#### Task directions:
Write out the whole of the material exactly.

━━━ Given data

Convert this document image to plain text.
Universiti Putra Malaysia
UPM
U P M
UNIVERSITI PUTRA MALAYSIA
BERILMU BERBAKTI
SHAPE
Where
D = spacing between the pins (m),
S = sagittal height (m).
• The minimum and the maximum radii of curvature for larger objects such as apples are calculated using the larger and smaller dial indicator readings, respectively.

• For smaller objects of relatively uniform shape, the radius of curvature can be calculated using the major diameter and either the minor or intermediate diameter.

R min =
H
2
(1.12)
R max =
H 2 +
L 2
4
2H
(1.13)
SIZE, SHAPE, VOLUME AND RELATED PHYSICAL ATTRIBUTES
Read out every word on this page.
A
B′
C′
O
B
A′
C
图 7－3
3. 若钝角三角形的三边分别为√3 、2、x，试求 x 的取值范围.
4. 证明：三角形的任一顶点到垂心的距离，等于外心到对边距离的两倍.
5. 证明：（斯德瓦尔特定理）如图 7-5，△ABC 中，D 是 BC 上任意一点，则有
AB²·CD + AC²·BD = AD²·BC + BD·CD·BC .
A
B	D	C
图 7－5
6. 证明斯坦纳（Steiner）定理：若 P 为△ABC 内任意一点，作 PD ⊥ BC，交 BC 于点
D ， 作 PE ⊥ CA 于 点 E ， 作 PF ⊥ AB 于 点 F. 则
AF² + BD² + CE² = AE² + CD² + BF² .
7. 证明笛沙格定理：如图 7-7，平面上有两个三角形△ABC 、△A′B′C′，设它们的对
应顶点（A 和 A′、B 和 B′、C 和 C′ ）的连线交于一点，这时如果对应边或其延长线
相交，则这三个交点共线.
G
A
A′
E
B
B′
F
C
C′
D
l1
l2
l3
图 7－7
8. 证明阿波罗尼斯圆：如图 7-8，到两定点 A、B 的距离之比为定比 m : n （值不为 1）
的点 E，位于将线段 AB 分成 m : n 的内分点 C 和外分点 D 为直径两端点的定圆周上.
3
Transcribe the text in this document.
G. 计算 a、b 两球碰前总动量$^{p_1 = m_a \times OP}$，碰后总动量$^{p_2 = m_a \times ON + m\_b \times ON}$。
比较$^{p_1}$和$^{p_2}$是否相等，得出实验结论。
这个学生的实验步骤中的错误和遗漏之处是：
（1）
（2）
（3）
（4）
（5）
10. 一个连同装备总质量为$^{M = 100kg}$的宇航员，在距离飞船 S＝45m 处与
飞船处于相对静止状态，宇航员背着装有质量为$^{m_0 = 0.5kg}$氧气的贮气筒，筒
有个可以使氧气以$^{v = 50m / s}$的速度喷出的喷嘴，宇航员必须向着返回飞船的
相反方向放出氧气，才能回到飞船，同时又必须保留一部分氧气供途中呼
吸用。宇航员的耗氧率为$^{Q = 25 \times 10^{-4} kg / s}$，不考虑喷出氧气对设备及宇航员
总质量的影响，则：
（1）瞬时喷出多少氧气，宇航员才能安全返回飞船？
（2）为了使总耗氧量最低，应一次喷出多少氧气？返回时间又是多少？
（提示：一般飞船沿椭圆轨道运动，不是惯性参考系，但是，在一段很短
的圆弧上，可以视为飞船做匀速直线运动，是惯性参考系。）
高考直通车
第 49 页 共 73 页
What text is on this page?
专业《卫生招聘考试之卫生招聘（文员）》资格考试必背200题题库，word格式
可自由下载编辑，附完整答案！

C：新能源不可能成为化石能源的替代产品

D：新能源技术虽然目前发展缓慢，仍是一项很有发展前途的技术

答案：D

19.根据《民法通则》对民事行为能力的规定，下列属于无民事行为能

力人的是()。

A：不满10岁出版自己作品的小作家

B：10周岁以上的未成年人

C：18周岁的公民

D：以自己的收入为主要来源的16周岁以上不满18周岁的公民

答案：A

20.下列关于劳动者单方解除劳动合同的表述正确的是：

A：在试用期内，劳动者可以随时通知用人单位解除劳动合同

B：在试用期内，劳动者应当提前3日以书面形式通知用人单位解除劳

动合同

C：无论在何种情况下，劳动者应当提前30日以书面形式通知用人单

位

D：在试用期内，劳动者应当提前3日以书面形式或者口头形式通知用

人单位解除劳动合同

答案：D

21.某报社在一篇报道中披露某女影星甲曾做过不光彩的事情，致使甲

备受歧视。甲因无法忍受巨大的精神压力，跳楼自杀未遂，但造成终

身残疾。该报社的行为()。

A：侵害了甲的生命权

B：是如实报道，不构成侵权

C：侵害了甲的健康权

━━━━━━

#### Task answer:
Convert this document image to plain text.
Universiti Putra Malaysia
UPM
U P M
UNIVERSITI PUTRA MALAYSIA
BERILMU BERBAKTI
SHAPE
Where
D = spacing between the pins (m),
S = sagittal height (m).
• The minimum and the maximum radii of curvature for larger objects such as apples are calculated using the larger and smaller dial indicator readings, respectively.

• For smaller objects of relatively uniform shape, the radius of curvature can be calculated using the major diameter and either the minor or intermediate diameter.

R min =
H
2
(1.12)
R max =
H 2 +
L 2
4
2H
(1.13)
SIZE, SHAPE, VOLUME AND RELATED PHYSICAL ATTRIBUTES
Read out every word on this page.
A
B′
C′
O
B
A′
C
图 7－3
3. 若钝角三角形的三边分别为√3 、2、x，试求 x 的取值范围.
4. 证明：三角形的任一顶点到垂心的距离，等于外心到对边距离的两倍.
5. 证明：（斯德瓦尔特定理）如图 7-5，△ABC 中，D 是 BC 上任意一点，则有
AB²·CD + AC²·BD = AD²·BC + BD·CD·BC .
A
B	D	C
图 7－5
6. 证明斯坦纳（Steiner）定理：若 P 为△ABC 内任意一点，作 PD ⊥ BC，交 BC 于点
D ， 作 PE ⊥ CA 于 点 E ， 作 PF ⊥ AB 于 点 F. 则
AF² + BD² + CE² = AE² + CD² + BF² .
7. 证明笛沙格定理：如图 7-7，平面上有两个三角形△ABC 、△A′B′C′，设它们的对
应顶点（A 和 A′、B 和 B′、C 和 C′ ）的连线交于一点，这时如果对应边或其延长线
相交，则这三个交点共线.
G
A
A′
E
B
B′
F
C
C′
D
l1
l2
l3
图 7－7
8. 证明阿波罗尼斯圆：如图 7-8，到两定点 A、B 的距离之比为定比 m : n （值不为 1）
的点 E，位于将线段 AB 分成 m : n 的内分点 C 和外分点 D 为直径两端点的定圆周上.
3
Transcribe the text in this document.
G. 计算 a、b 两球碰前总动量$^{p_1 = m_a \times OP}$，碰后总动量$^{p_2 = m_a \times ON + m\_b \times ON}$。
比较$^{p_1}$和$^{p_2}$是否相等，得出实验结论。
这个学生的实验步骤中的错误和遗漏之处是：
（1）
（2）
（3）
（4）
（5）
10. 一个连同装备总质量为$^{M = 100kg}$的宇航员，在距离飞船 S＝45m 处与
飞船处于相对静止状态，宇航员背着装有质量为$^{m_0 = 0.5kg}$氧气的贮气筒，筒
有个可以使氧气以$^{v = 50m / s}$的速度喷出的喷嘴，宇航员必须向着返回飞船的
相反方向放出氧气，才能回到飞船，同时又必须保留一部分氧气供途中呼
吸用。宇航员的耗氧率为$^{Q = 25 \times 10^{-4} kg / s}$，不考虑喷出氧气对设备及宇航员
总质量的影响，则：
（1）瞬时喷出多少氧气，宇航员才能安全返回飞船？
（2）为了使总耗氧量最低，应一次喷出多少氧气？返回时间又是多少？
（提示：一般飞船沿椭圆轨道运动，不是惯性参考系，但是，在一段很短
的圆弧上，可以视为飞船做匀速直线运动，是惯性参考系。）
高考直通车
第 49 页 共 73 页
What text is on this page?
专业《卫生招聘考试之卫生招聘（文员）》资格考试必背200题题库，word格式
可自由下载编辑，附完整答案！

C：新能源不可能成为化石能源的替代产品

D：新能源技术虽然目前发展缓慢，仍是一项很有发展前途的技术

答案：D

19.根据《民法通则》对民事行为能力的规定，下列属于无民事行为能

力人的是()。

A：不满10岁出版自己作品的小作家

B：10周岁以上的未成年人

C：18周岁的公民

D：以自己的收入为主要来源的16周岁以上不满18周岁的公民

答案：A

20.下列关于劳动者单方解除劳动合同的表述正确的是：

A：在试用期内，劳动者可以随时通知用人单位解除劳动合同

B：在试用期内，劳动者应当提前3日以书面形式通知用人单位解除劳

动合同

C：无论在何种情况下，劳动者应当提前30日以书面形式通知用人单

位

D：在试用期内，劳动者应当提前3日以书面形式或者口头形式通知用

人单位解除劳动合同

答案：D

21.某报社在一篇报道中披露某女影星甲曾做过不光彩的事情，致使甲

备受歧视。甲因无法忍受巨大的精神压力，跳楼自杀未遂，但造成终

身残疾。该报社的行为()。

A：侵害了甲的生命权

B：是如实报道，不构成侵权

C：侵害了甲的健康权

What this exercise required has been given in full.